Description of the task - Reproduce the entries below in full, word for word.
━━━━━━━━━━━━━━━━━━━━━━━━━━━━━━
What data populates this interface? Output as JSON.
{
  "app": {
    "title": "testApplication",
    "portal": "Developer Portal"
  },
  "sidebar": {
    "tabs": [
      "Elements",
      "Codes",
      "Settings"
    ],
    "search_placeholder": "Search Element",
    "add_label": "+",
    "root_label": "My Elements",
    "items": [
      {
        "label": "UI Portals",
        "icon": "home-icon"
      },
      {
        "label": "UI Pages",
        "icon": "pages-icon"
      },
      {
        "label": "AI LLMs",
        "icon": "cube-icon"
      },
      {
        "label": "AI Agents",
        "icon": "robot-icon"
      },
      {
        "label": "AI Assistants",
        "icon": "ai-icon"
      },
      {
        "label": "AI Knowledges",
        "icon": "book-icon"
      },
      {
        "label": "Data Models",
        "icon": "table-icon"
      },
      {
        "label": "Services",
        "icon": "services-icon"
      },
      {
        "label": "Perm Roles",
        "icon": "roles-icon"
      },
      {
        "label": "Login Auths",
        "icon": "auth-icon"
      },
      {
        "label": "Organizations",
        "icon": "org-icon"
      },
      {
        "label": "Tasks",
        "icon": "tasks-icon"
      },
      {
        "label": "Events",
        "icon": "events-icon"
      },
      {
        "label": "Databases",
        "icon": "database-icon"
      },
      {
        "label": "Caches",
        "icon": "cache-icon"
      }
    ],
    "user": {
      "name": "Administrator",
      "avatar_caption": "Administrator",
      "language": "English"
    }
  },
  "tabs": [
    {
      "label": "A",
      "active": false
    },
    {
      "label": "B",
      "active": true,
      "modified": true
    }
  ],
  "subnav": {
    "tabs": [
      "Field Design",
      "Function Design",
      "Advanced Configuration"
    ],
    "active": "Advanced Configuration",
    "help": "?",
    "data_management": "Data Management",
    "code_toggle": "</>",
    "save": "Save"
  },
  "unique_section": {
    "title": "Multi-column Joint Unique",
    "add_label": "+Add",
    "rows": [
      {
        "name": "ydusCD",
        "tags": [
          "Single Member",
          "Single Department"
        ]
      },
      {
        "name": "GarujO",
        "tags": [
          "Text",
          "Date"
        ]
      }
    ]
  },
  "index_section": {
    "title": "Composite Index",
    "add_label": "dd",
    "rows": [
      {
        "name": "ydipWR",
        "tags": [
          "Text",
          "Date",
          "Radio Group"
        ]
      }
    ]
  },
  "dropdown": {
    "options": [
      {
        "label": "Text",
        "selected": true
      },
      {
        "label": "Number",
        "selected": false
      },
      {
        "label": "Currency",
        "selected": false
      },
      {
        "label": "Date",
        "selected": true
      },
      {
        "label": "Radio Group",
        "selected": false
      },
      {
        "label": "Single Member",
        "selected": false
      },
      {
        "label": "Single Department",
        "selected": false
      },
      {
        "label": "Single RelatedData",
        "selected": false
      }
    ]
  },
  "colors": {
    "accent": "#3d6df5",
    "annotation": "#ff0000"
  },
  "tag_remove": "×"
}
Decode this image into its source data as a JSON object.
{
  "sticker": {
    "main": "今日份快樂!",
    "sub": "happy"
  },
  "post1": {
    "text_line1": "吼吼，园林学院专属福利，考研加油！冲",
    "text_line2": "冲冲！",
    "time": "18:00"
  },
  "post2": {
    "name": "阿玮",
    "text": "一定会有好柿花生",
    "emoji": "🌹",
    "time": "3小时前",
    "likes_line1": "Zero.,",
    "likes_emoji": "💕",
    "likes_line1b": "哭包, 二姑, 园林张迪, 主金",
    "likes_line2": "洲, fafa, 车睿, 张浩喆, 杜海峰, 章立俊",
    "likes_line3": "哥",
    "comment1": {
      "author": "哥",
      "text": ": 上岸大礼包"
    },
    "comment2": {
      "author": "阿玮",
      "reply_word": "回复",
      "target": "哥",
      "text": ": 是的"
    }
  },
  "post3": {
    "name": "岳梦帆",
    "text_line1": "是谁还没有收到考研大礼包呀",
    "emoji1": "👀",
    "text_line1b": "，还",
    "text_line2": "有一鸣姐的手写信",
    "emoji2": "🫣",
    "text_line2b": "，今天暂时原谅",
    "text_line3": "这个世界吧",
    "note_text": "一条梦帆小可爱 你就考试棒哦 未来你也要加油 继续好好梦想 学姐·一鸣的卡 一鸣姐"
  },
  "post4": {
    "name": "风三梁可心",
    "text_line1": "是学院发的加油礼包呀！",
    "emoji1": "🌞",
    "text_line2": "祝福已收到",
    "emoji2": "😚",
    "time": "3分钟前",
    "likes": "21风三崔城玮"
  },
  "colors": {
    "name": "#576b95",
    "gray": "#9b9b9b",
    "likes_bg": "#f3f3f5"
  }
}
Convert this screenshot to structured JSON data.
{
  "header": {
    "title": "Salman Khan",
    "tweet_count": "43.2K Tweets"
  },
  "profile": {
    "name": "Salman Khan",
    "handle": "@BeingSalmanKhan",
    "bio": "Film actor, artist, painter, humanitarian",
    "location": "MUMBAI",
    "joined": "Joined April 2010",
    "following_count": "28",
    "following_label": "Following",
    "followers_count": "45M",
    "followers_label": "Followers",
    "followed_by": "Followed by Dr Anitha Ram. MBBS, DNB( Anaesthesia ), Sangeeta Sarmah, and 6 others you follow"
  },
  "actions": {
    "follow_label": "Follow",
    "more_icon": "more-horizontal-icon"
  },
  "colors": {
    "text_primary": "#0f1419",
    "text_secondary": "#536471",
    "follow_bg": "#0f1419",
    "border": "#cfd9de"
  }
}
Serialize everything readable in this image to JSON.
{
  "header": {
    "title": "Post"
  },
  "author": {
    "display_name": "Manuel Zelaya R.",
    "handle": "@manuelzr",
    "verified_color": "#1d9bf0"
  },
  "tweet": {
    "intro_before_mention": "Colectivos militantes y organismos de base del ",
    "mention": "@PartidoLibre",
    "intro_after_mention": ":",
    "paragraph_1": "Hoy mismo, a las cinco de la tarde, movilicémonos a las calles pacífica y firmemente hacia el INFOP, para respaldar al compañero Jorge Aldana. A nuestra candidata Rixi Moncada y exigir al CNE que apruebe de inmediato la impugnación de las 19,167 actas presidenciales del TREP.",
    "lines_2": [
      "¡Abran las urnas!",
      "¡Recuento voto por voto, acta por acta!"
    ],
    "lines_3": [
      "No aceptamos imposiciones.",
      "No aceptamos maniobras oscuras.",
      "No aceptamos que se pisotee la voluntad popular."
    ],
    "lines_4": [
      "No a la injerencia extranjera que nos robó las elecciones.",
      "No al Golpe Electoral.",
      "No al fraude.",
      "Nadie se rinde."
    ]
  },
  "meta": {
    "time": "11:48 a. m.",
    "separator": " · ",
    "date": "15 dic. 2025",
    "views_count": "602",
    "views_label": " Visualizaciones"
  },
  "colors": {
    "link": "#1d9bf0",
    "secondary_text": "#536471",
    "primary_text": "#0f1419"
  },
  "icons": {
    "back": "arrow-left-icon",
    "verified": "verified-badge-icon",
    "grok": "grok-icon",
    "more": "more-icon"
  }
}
━━━━━━━━━━━━━━━━━━━━━━━━━━━━━━
Final answer -
What data populates this interface? Output as JSON.
{
  "app": {
    "title": "testApplication",
    "portal": "Developer Portal"
  },
  "sidebar": {
    "tabs": [
      "Elements",
      "Codes",
      "Settings"
    ],
    "search_placeholder": "Search Element",
    "add_label": "+",
    "root_label": "My Elements",
    "items": [
      {
        "label": "UI Portals",
        "icon": "home-icon"
      },
      {
        "label": "UI Pages",
        "icon": "pages-icon"
      },
      {
        "label": "AI LLMs",
        "icon": "cube-icon"
      },
      {
        "label": "AI Agents",
        "icon": "robot-icon"
      },
      {
        "label": "AI Assistants",
        "icon": "ai-icon"
      },
      {
        "label": "AI Knowledges",
        "icon": "book-icon"
      },
      {
        "label": "Data Models",
        "icon": "table-icon"
      },
      {
        "label": "Services",
        "icon": "services-icon"
      },
      {
        "label": "Perm Roles",
        "icon": "roles-icon"
      },
      {
        "label": "Login Auths",
        "icon": "auth-icon"
      },
      {
        "label": "Organizations",
        "icon": "org-icon"
      },
      {
        "label": "Tasks",
        "icon": "tasks-icon"
      },
      {
        "label": "Events",
        "icon": "events-icon"
      },
      {
        "label": "Databases",
        "icon": "database-icon"
      },
      {
        "label": "Caches",
        "icon": "cache-icon"
      }
    ],
    "user": {
      "name": "Administrator",
      "avatar_caption": "Administrator",
      "language": "English"
    }
  },
  "tabs": [
    {
      "label": "A",
      "active": false
    },
    {
      "label": "B",
      "active": true,
      "modified": true
    }
  ],
  "subnav": {
    "tabs": [
      "Field Design",
      "Function Design",
      "Advanced Configuration"
    ],
    "active": "Advanced Configuration",
    "help": "?",
    "data_management": "Data Management",
    "code_toggle": "</>",
    "save": "Save"
  },
  "unique_section": {
    "title": "Multi-column Joint Unique",
    "add_label": "+Add",
    "rows": [
      {
        "name": "ydusCD",
        "tags": [
          "Single Member",
          "Single Department"
        ]
      },
      {
        "name": "GarujO",
        "tags": [
          "Text",
          "Date"
        ]
      }
    ]
  },
  "index_section": {
    "title": "Composite Index",
    "add_label": "dd",
    "rows": [
      {
        "name": "ydipWR",
        "tags": [
          "Text",
          "Date",
          "Radio Group"
        ]
      }
    ]
  },
  "dropdown": {
    "options": [
      {
        "label": "Text",
        "selected": true
      },
      {
        "label": "Number",
        "selected": false
      },
      {
        "label": "Currency",
        "selected": false
      },
      {
        "label": "Date",
        "selected": true
      },
      {
        "label": "Radio Group",
        "selected": false
      },
      {
        "label": "Single Member",
        "selected": false
      },
      {
        "label": "Single Department",
        "selected": false
      },
      {
        "label": "Single RelatedData",
        "selected": false
      }
    ]
  },
  "colors": {
    "accent": "#3d6df5",
    "annotation": "#ff0000"
  },
  "tag_remove": "×"
}
Decode this image into its source data as a JSON object.
{
  "sticker": {
    "main": "今日份快樂!",
    "sub": "happy"
  },
  "post1": {
    "text_line1": "吼吼，园林学院专属福利，考研加油！冲",
    "text_line2": "冲冲！",
    "time": "18:00"
  },
  "post2": {
    "name": "阿玮",
    "text": "一定会有好柿花生",
    "emoji": "🌹",
    "time": "3小时前",
    "likes_line1": "Zero.,",
    "likes_emoji": "💕",
    "likes_line1b": "哭包, 二姑, 园林张迪, 主金",
    "likes_line2": "洲, fafa, 车睿, 张浩喆, 杜海峰, 章立俊",
    "likes_line3": "哥",
    "comment1": {
      "author": "哥",
      "text": ": 上岸大礼包"
    },
    "comment2": {
      "author": "阿玮",
      "reply_word": "回复",
      "target": "哥",
      "text": ": 是的"
    }
  },
  "post3": {
    "name": "岳梦帆",
    "text_line1": "是谁还没有收到考研大礼包呀",
    "emoji1": "👀",
    "text_line1b": "，还",
    "text_line2": "有一鸣姐的手写信",
    "emoji2": "🫣",
    "text_line2b": "，今天暂时原谅",
    "text_line3": "这个世界吧",
    "note_text": "一条梦帆小可爱 你就考试棒哦 未来你也要加油 继续好好梦想 学姐·一鸣的卡 一鸣姐"
  },
  "post4": {
    "name": "风三梁可心",
    "text_line1": "是学院发的加油礼包呀！",
    "emoji1": "🌞",
    "text_line2": "祝福已收到",
    "emoji2": "😚",
    "time": "3分钟前",
    "likes": "21风三崔城玮"
  },
  "colors": {
    "name": "#576b95",
    "gray": "#9b9b9b",
    "likes_bg": "#f3f3f5"
  }
}
Convert this screenshot to structured JSON data.
{
  "header": {
    "title": "Salman Khan",
    "tweet_count": "43.2K Tweets"
  },
  "profile": {
    "name": "Salman Khan",
    "handle": "@BeingSalmanKhan",
    "bio": "Film actor, artist, painter, humanitarian",
    "location": "MUMBAI",
    "joined": "Joined April 2010",
    "following_count": "28",
    "following_label": "Following",
    "followers_count": "45M",
    "followers_label": "Followers",
    "followed_by": "Followed by Dr Anitha Ram. MBBS, DNB( Anaesthesia ), Sangeeta Sarmah, and 6 others you follow"
  },
  "actions": {
    "follow_label": "Follow",
    "more_icon": "more-horizontal-icon"
  },
  "colors": {
    "text_primary": "#0f1419",
    "text_secondary": "#536471",
    "follow_bg": "#0f1419",
    "border": "#cfd9de"
  }
}
Serialize everything readable in this image to JSON.
{
  "header": {
    "title": "Post"
  },
  "author": {
    "display_name": "Manuel Zelaya R.",
    "handle": "@manuelzr",
    "verified_color": "#1d9bf0"
  },
  "tweet": {
    "intro_before_mention": "Colectivos militantes y organismos de base del ",
    "mention": "@PartidoLibre",
    "intro_after_mention": ":",
    "paragraph_1": "Hoy mismo, a las cinco de la tarde, movilicémonos a las calles pacífica y firmemente hacia el INFOP, para respaldar al compañero Jorge Aldana. A nuestra candidata Rixi Moncada y exigir al CNE que apruebe de inmediato la impugnación de las 19,167 actas presidenciales del TREP.",
    "lines_2": [
      "¡Abran las urnas!",
      "¡Recuento voto por voto, acta por acta!"
    ],
    "lines_3": [
      "No aceptamos imposiciones.",
      "No aceptamos maniobras oscuras.",
      "No aceptamos que se pisotee la voluntad popular."
    ],
    "lines_4": [
      "No a la injerencia extranjera que nos robó las elecciones.",
      "No al Golpe Electoral.",
      "No al fraude.",
      "Nadie se rinde."
    ]
  },
  "meta": {
    "time": "11:48 a. m.",
    "separator": " · ",
    "date": "15 dic. 2025",
    "views_count": "602",
    "views_label": " Visualizaciones"
  },
  "colors": {
    "link": "#1d9bf0",
    "secondary_text": "#536471",
    "primary_text": "#0f1419"
  },
  "icons": {
    "back": "arrow-left-icon",
    "verified": "verified-badge-icon",
    "grok": "grok-icon",
    "more": "more-icon"
  }
}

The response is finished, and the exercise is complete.